Start

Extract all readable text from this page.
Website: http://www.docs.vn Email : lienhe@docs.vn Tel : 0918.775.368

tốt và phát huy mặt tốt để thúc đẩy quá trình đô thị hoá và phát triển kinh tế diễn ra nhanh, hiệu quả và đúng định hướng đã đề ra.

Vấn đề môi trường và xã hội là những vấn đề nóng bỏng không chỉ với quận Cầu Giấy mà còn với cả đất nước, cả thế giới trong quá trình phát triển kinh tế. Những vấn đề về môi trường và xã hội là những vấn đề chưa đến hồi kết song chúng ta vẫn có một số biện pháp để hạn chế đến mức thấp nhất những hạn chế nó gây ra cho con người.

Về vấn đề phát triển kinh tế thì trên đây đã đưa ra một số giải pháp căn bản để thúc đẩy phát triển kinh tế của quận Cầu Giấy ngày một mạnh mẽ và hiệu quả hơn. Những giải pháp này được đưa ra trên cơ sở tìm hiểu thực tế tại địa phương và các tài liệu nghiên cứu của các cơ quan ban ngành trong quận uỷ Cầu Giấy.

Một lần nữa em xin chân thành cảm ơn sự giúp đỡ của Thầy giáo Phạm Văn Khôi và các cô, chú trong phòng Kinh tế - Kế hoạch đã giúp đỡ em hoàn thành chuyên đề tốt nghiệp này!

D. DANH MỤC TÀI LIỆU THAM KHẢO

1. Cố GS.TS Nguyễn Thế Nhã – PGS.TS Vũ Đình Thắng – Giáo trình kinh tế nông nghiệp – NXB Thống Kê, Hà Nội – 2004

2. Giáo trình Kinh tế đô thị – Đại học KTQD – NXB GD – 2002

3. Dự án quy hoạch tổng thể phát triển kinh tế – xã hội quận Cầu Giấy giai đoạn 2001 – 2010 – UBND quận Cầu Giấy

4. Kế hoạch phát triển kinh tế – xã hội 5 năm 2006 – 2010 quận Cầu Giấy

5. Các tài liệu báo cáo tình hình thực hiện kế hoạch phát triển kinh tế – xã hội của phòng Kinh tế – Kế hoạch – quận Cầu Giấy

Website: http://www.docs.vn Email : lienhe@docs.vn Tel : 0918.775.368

End

> [Task objective]
How many of the lines above include the word "hoạch"? Respond with the number alone.

> [Full answer]
4